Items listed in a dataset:

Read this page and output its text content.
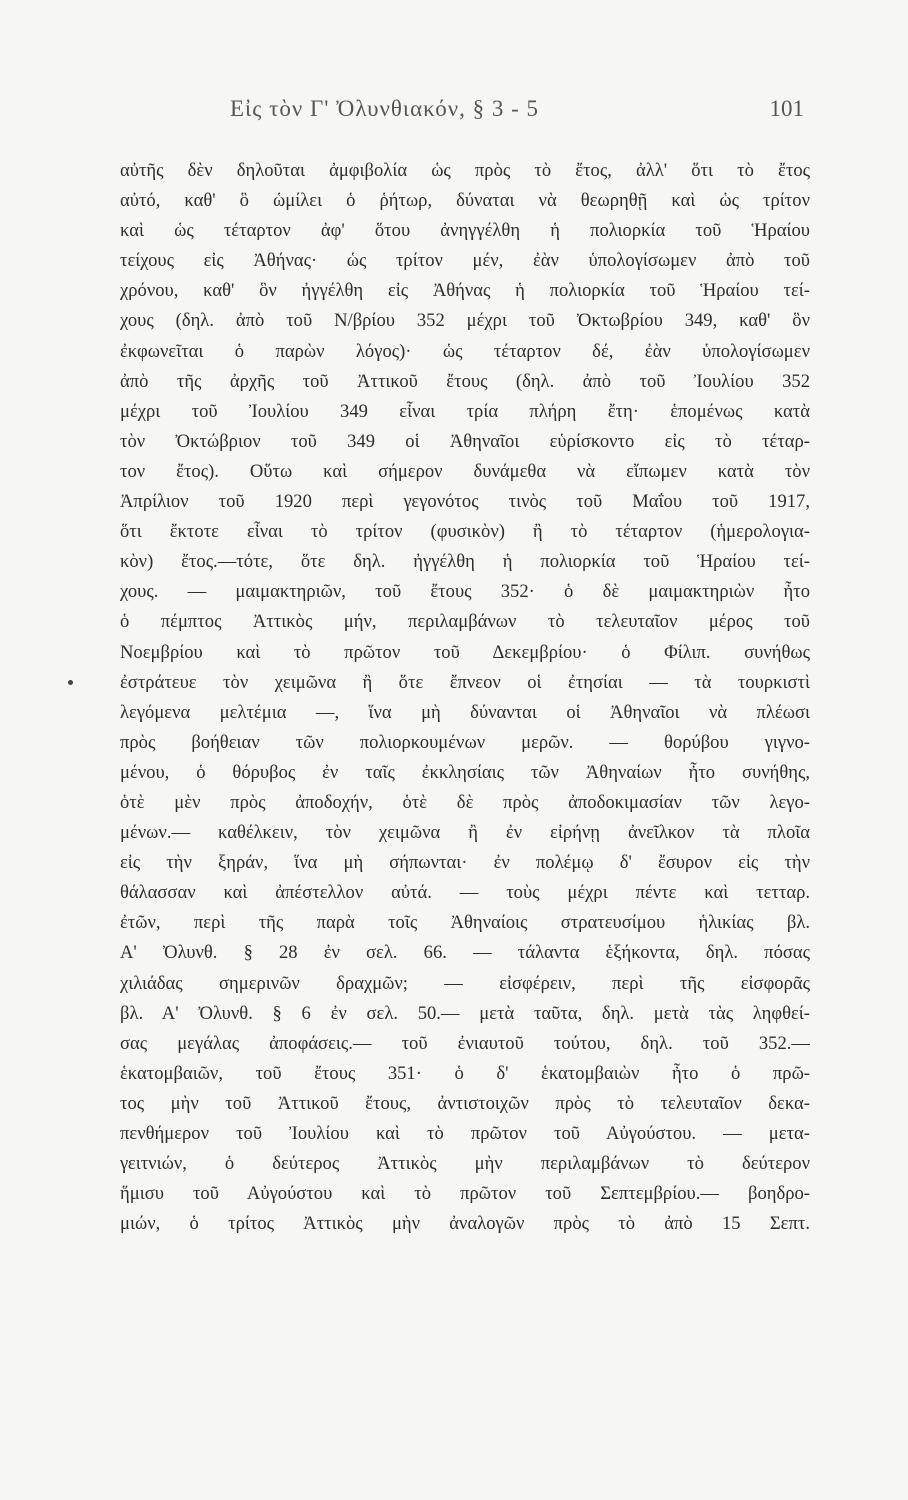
Εἰς τὸν Γ' Ὀλυνθιακόν, § 3 - 5	101
αὐτῆς δὲν δηλοῦται ἀμφιβολία ὡς πρὸς τὸ ἔτος, ἀλλ' ὅτι τὸ ἔτος
αὐτό, καθ' ὃ ὡμίλει ὁ ῥήτωρ, δύναται νὰ θεωρηθῇ καὶ ὡς τρίτον
καὶ ὡς τέταρτον ἀφ' ὅτου ἀνηγγέλθη ἡ πολιορκία τοῦ Ἡραίου
τείχους εἰς Ἀθήνας· ὡς τρίτον μέν, ἐὰν ὑπολογίσωμεν ἀπὸ τοῦ
χρόνου, καθ' ὃν ἠγγέλθη εἰς Ἀθήνας ἡ πολιορκία τοῦ Ἡραίου τεί-
χους (δηλ. ἀπὸ τοῦ Ν/βρίου 352 μέχρι τοῦ Ὀκτωβρίου 349, καθ' ὃν
ἐκφωνεῖται ὁ παρὼν λόγος)· ὡς τέταρτον δέ, ἐὰν ὑπολογίσωμεν
ἀπὸ τῆς ἀρχῆς τοῦ Ἀττικοῦ ἔτους (δηλ. ἀπὸ τοῦ Ἰουλίου 352
μέχρι τοῦ Ἰουλίου 349 εἶναι τρία πλήρη ἔτη· ἑπομένως κατὰ
τὸν Ὀκτώβριον τοῦ 349 οἱ Ἀθηναῖοι εὑρίσκοντο εἰς τὸ τέταρ-
τον ἔτος). Οὕτω καὶ σήμερον δυνάμεθα νὰ εἴπωμεν κατὰ τὸν
Ἀπρίλιον τοῦ 1920 περὶ γεγονότος τινὸς τοῦ Μαΐου τοῦ 1917,
ὅτι ἔκτοτε εἶναι τὸ τρίτον (φυσικὸν) ἢ τὸ τέταρτον (ἡμερολογια-
κὸν) ἔτος.—τότε, ὅτε δηλ. ἠγγέλθη ἡ πολιορκία τοῦ Ἡραίου τεί-
χους. — μαιμακτηριῶν, τοῦ ἔτους 352· ὁ δὲ μαιμακτηριὼν ἦτο
ὁ πέμπτος Ἀττικὸς μήν, περιλαμβάνων τὸ τελευταῖον μέρος τοῦ
Νοεμβρίου καὶ τὸ πρῶτον τοῦ Δεκεμβρίου· ὁ Φίλιπ. συνήθως
ἐστράτευε τὸν χειμῶνα ἢ ὅτε ἔπνεον οἱ ἐτησίαι — τὰ τουρκιστὶ
λεγόμενα μελτέμια —, ἵνα μὴ δύνανται οἱ Ἀθηναῖοι νὰ πλέωσι
πρὸς βοήθειαν τῶν πολιορκουμένων μερῶν. — θορύβου γιγνο-
μένου, ὁ θόρυβος ἐν ταῖς ἐκκλησίαις τῶν Ἀθηναίων ἦτο συνήθης,
ὁτὲ μὲν πρὸς ἀποδοχήν, ὁτὲ δὲ πρὸς ἀποδοκιμασίαν τῶν λεγο-
μένων.— καθέλκειν, τὸν χειμῶνα ἢ ἐν εἰρήνῃ ἀνεῖλκον τὰ πλοῖα
εἰς τὴν ξηράν, ἵνα μὴ σήπωνται· ἐν πολέμῳ δ' ἔσυρον εἰς τὴν
θάλασσαν καὶ ἀπέστελλον αὐτά. — τοὺς μέχρι πέντε καὶ τετταρ.
ἐτῶν, περὶ τῆς παρὰ τοῖς Ἀθηναίοις στρατευσίμου ἡλικίας βλ.
Α' Ὀλυνθ. § 28 ἐν σελ. 66. — τάλαντα ἑξήκοντα, δηλ. πόσας
χιλιάδας σημερινῶν δραχμῶν; — εἰσφέρειν, περὶ τῆς εἰσφορᾶς
βλ. Α' Ὀλυνθ. § 6 ἐν σελ. 50.— μετὰ ταῦτα, δηλ. μετὰ τὰς ληφθεί-
σας μεγάλας ἀποφάσεις.— τοῦ ἐνιαυτοῦ τούτου, δηλ. τοῦ 352.—
ἑκατομβαιῶν, τοῦ ἔτους 351· ὁ δ' ἑκατομβαιὼν ἦτο ὁ πρῶ-
τος μὴν τοῦ Ἀττικοῦ ἔτους, ἀντιστοιχῶν πρὸς τὸ τελευταῖον δεκα-
πενθήμερον τοῦ Ἰουλίου καὶ τὸ πρῶτον τοῦ Αὐγούστου. — μετα-
γειτνιών, ὁ δεύτερος Ἀττικὸς μὴν περιλαμβάνων τὸ δεύτερον
ἥμισυ τοῦ Αὐγούστου καὶ τὸ πρῶτον τοῦ Σεπτεμβρίου.— βοηδρο-
μιών, ὁ τρίτος Ἀττικὸς μὴν ἀναλογῶν πρὸς τὸ ἀπὸ 15 Σεπτ.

*Problem statement*. Return all the lines that contain the string "περὶ".

*Complete answer*.
Ἀπρίλιον τοῦ 1920 περὶ γεγονότος τινὸς τοῦ Μαΐου τοῦ 1917,
ἐτῶν, περὶ τῆς παρὰ τοῖς Ἀθηναίοις στρατευσίμου ἡλικίας βλ.
χιλιάδας σημερινῶν δραχμῶν; — εἰσφέρειν, περὶ τῆς εἰσφορᾶς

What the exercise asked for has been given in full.